───── Material to process ─────

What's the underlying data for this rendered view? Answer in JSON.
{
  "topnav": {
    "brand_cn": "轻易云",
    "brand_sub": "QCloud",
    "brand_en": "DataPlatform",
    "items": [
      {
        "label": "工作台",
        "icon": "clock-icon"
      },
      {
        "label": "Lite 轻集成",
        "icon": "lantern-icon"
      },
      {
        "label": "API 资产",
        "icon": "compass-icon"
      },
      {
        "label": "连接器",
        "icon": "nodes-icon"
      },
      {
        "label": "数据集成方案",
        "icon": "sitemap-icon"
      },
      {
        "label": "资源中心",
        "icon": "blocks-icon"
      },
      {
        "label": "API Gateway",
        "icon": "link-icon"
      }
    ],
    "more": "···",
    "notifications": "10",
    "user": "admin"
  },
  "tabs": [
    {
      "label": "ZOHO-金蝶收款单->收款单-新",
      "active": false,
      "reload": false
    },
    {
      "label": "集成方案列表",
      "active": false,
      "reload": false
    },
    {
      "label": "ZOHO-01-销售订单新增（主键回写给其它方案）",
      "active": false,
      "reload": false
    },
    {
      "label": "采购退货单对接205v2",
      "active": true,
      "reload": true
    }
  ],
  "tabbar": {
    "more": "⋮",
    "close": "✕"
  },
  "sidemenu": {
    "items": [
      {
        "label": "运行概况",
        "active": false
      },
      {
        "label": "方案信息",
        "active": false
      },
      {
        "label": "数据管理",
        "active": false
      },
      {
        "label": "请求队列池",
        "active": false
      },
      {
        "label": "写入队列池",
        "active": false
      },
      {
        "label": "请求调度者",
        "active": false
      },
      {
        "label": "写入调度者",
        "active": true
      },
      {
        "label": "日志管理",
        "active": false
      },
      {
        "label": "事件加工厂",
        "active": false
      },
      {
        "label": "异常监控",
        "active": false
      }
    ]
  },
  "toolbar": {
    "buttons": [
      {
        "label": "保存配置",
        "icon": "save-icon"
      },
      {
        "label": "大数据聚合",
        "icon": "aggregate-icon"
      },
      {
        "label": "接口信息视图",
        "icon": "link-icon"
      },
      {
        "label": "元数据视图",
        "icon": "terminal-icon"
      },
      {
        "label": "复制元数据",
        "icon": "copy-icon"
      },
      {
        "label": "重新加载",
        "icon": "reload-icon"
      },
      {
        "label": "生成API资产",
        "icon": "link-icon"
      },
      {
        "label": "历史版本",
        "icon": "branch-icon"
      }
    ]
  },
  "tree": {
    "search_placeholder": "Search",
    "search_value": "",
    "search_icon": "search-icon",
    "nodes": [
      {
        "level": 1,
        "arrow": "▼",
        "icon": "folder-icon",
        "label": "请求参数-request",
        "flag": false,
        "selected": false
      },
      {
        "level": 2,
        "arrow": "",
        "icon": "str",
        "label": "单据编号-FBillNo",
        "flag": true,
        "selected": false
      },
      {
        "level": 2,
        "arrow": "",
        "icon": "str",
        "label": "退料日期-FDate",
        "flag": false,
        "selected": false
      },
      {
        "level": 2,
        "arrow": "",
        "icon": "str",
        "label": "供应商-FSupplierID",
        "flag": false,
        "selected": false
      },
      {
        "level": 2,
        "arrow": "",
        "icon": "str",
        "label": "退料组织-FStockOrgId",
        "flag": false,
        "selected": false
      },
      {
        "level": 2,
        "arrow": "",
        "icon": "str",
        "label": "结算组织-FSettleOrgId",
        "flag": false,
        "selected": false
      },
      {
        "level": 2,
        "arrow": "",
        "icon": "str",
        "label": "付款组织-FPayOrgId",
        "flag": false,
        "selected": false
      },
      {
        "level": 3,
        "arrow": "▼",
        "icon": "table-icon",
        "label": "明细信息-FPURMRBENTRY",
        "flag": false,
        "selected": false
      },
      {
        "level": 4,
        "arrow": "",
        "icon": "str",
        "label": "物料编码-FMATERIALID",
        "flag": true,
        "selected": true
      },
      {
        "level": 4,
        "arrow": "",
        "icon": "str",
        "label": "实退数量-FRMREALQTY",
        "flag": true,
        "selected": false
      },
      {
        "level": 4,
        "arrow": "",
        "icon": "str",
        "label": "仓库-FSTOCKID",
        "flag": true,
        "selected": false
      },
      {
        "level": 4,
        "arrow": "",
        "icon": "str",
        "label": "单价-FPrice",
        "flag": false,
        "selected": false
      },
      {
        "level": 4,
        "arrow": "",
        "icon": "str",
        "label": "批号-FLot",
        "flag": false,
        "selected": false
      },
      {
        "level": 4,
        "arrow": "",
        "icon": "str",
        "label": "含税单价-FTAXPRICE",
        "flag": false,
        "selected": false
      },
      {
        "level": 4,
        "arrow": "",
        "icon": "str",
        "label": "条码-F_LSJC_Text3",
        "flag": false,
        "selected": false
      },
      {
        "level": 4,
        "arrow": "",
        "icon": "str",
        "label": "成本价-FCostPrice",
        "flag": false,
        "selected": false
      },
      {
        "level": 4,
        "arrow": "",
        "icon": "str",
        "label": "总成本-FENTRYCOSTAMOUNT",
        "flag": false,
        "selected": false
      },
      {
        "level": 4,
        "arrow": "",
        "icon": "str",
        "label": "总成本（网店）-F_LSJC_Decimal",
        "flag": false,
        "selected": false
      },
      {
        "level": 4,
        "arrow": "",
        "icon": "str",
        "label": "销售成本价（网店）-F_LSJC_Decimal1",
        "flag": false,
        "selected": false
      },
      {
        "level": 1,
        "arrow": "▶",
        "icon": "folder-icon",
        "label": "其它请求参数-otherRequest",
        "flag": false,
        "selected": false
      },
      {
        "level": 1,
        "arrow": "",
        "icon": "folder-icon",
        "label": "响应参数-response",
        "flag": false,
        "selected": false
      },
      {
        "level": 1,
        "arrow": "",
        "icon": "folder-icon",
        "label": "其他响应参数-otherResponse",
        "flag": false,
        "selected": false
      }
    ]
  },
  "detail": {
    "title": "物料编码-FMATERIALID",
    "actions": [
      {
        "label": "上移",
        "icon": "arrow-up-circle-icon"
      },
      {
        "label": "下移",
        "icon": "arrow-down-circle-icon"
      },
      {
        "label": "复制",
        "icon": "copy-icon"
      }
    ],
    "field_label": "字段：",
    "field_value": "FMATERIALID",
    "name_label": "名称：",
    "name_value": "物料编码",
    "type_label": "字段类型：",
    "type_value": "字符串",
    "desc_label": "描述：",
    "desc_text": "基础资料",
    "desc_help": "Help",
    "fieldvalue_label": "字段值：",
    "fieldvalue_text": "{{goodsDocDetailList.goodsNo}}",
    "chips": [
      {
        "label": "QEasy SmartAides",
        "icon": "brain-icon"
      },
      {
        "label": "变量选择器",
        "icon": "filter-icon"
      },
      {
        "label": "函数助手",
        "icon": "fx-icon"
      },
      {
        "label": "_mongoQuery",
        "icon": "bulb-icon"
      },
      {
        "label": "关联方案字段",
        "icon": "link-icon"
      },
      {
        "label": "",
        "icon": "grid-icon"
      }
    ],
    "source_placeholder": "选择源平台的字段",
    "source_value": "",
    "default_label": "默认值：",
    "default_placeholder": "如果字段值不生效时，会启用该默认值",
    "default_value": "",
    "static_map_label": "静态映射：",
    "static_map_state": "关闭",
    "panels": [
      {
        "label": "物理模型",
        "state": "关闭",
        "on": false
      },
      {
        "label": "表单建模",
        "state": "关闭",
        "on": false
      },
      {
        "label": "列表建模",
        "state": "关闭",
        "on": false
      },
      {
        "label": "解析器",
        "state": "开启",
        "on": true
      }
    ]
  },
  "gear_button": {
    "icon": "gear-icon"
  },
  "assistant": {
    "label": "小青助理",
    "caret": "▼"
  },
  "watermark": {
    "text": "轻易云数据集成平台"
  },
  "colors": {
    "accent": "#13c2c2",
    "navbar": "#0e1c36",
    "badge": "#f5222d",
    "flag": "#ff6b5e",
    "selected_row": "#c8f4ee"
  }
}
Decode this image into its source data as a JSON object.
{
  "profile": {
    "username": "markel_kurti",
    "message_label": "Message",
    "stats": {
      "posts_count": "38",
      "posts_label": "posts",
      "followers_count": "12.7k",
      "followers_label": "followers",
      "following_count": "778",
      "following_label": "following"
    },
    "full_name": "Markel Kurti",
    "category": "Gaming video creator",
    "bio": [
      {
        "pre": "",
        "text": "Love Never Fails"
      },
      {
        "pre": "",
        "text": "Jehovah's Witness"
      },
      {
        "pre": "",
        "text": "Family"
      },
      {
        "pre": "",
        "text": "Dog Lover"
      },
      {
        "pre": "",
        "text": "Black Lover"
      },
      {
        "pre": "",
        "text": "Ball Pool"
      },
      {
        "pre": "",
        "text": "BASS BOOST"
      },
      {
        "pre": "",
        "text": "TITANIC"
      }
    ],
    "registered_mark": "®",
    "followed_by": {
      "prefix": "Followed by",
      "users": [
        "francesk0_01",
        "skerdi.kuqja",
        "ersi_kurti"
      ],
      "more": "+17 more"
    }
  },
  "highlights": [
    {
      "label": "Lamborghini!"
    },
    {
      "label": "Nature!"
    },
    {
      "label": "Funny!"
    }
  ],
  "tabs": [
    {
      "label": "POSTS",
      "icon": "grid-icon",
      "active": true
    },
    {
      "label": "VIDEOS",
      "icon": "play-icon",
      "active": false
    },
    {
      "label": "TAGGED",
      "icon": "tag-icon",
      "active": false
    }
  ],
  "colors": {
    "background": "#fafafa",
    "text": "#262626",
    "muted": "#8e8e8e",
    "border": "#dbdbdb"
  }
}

─────

Each line from the one with "Decode this image" through the last line of the records must be written out word for word. Include nothing else.

*Output of the task*:
Decode this image into its source data as a JSON object.
{
  "profile": {
    "username": "markel_kurti",
    "message_label": "Message",
    "stats": {
      "posts_count": "38",
      "posts_label": "posts",
      "followers_count": "12.7k",
      "followers_label": "followers",
      "following_count": "778",
      "following_label": "following"
    },
    "full_name": "Markel Kurti",
    "category": "Gaming video creator",
    "bio": [
      {
        "pre": "",
        "text": "Love Never Fails"
      },
      {
        "pre": "",
        "text": "Jehovah's Witness"
      },
      {
        "pre": "",
        "text": "Family"
      },
      {
        "pre": "",
        "text": "Dog Lover"
      },
      {
        "pre": "",
        "text": "Black Lover"
      },
      {
        "pre": "",
        "text": "Ball Pool"
      },
      {
        "pre": "",
        "text": "BASS BOOST"
      },
      {
        "pre": "",
        "text": "TITANIC"
      }
    ],
    "registered_mark": "®",
    "followed_by": {
      "prefix": "Followed by",
      "users": [
        "francesk0_01",
        "skerdi.kuqja",
        "ersi_kurti"
      ],
      "more": "+17 more"
    }
  },
  "highlights": [
    {
      "label": "Lamborghini!"
    },
    {
      "label": "Nature!"
    },
    {
      "label": "Funny!"
    }
  ],
  "tabs": [
    {
      "label": "POSTS",
      "icon": "grid-icon",
      "active": true
    },
    {
      "label": "VIDEOS",
      "icon": "play-icon",
      "active": false
    },
    {
      "label": "TAGGED",
      "icon": "tag-icon",
      "active": false
    }
  ],
  "colors": {
    "background": "#fafafa",
    "text": "#262626",
    "muted": "#8e8e8e",
    "border": "#dbdbdb"
  }
}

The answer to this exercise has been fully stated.